#### Short task:
Return the full listing exactly as it is written.

#### Listing:
╔══

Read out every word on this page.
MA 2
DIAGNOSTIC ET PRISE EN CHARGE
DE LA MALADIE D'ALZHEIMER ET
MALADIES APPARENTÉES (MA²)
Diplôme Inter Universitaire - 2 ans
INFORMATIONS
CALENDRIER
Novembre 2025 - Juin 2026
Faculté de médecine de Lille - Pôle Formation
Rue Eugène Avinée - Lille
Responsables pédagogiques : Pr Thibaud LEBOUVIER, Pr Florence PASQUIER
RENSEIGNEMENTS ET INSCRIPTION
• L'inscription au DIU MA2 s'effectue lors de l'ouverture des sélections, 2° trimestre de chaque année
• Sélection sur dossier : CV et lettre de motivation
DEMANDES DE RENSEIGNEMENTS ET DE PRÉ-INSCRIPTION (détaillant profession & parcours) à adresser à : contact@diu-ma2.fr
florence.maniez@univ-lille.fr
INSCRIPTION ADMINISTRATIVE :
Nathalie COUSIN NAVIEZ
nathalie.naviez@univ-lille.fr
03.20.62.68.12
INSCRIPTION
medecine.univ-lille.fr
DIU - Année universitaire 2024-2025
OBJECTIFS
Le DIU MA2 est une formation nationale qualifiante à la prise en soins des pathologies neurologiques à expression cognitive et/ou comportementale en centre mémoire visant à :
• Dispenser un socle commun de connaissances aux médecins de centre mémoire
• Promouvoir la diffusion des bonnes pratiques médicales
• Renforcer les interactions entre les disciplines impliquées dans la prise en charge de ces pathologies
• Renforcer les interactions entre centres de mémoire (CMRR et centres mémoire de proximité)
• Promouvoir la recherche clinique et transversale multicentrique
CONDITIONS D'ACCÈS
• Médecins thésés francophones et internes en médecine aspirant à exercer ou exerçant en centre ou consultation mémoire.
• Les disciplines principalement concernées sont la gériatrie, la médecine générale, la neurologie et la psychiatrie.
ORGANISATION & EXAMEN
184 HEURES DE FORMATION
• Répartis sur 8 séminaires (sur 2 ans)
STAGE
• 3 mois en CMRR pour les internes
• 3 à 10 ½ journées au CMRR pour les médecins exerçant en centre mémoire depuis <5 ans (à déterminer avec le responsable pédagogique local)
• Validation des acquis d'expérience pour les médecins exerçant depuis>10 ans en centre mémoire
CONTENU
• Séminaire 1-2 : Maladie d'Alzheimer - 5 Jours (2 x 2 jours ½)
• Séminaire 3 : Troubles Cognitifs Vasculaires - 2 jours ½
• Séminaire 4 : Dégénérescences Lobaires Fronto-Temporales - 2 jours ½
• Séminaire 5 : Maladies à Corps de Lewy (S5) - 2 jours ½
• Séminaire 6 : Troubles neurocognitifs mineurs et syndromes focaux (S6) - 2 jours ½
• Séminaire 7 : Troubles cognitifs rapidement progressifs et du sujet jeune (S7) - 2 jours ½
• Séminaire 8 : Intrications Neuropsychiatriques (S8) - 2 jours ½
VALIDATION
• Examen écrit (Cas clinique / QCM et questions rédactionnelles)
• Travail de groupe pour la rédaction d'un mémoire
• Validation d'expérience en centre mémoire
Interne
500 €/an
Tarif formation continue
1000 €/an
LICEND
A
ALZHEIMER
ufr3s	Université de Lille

╚══

#### Answer for this exercise:
Read out every word on this page.
MA 2
DIAGNOSTIC ET PRISE EN CHARGE
DE LA MALADIE D'ALZHEIMER ET
MALADIES APPARENTÉES (MA²)
Diplôme Inter Universitaire - 2 ans
INFORMATIONS
CALENDRIER
Novembre 2025 - Juin 2026
Faculté de médecine de Lille - Pôle Formation
Rue Eugène Avinée - Lille
Responsables pédagogiques : Pr Thibaud LEBOUVIER, Pr Florence PASQUIER
RENSEIGNEMENTS ET INSCRIPTION
• L'inscription au DIU MA2 s'effectue lors de l'ouverture des sélections, 2° trimestre de chaque année
• Sélection sur dossier : CV et lettre de motivation
DEMANDES DE RENSEIGNEMENTS ET DE PRÉ-INSCRIPTION (détaillant profession & parcours) à adresser à : contact@diu-ma2.fr
florence.maniez@univ-lille.fr
INSCRIPTION ADMINISTRATIVE :
Nathalie COUSIN NAVIEZ
nathalie.naviez@univ-lille.fr
03.20.62.68.12
INSCRIPTION
medecine.univ-lille.fr
DIU - Année universitaire 2024-2025
OBJECTIFS
Le DIU MA2 est une formation nationale qualifiante à la prise en soins des pathologies neurologiques à expression cognitive et/ou comportementale en centre mémoire visant à :
• Dispenser un socle commun de connaissances aux médecins de centre mémoire
• Promouvoir la diffusion des bonnes pratiques médicales
• Renforcer les interactions entre les disciplines impliquées dans la prise en charge de ces pathologies
• Renforcer les interactions entre centres de mémoire (CMRR et centres mémoire de proximité)
• Promouvoir la recherche clinique et transversale multicentrique
CONDITIONS D'ACCÈS
• Médecins thésés francophones et internes en médecine aspirant à exercer ou exerçant en centre ou consultation mémoire.
• Les disciplines principalement concernées sont la gériatrie, la médecine générale, la neurologie et la psychiatrie.
ORGANISATION & EXAMEN
184 HEURES DE FORMATION
• Répartis sur 8 séminaires (sur 2 ans)
STAGE
• 3 mois en CMRR pour les internes
• 3 à 10 ½ journées au CMRR pour les médecins exerçant en centre mémoire depuis <5 ans (à déterminer avec le responsable pédagogique local)
• Validation des acquis d'expérience pour les médecins exerçant depuis>10 ans en centre mémoire
CONTENU
• Séminaire 1-2 : Maladie d'Alzheimer - 5 Jours (2 x 2 jours ½)
• Séminaire 3 : Troubles Cognitifs Vasculaires - 2 jours ½
• Séminaire 4 : Dégénérescences Lobaires Fronto-Temporales - 2 jours ½
• Séminaire 5 : Maladies à Corps de Lewy (S5) - 2 jours ½
• Séminaire 6 : Troubles neurocognitifs mineurs et syndromes focaux (S6) - 2 jours ½
• Séminaire 7 : Troubles cognitifs rapidement progressifs et du sujet jeune (S7) - 2 jours ½
• Séminaire 8 : Intrications Neuropsychiatriques (S8) - 2 jours ½
VALIDATION
• Examen écrit (Cas clinique / QCM et questions rédactionnelles)
• Travail de groupe pour la rédaction d'un mémoire
• Validation d'expérience en centre mémoire
Interne
500 €/an
Tarif formation continue
1000 €/an
LICEND
A
ALZHEIMER
ufr3s	Université de Lille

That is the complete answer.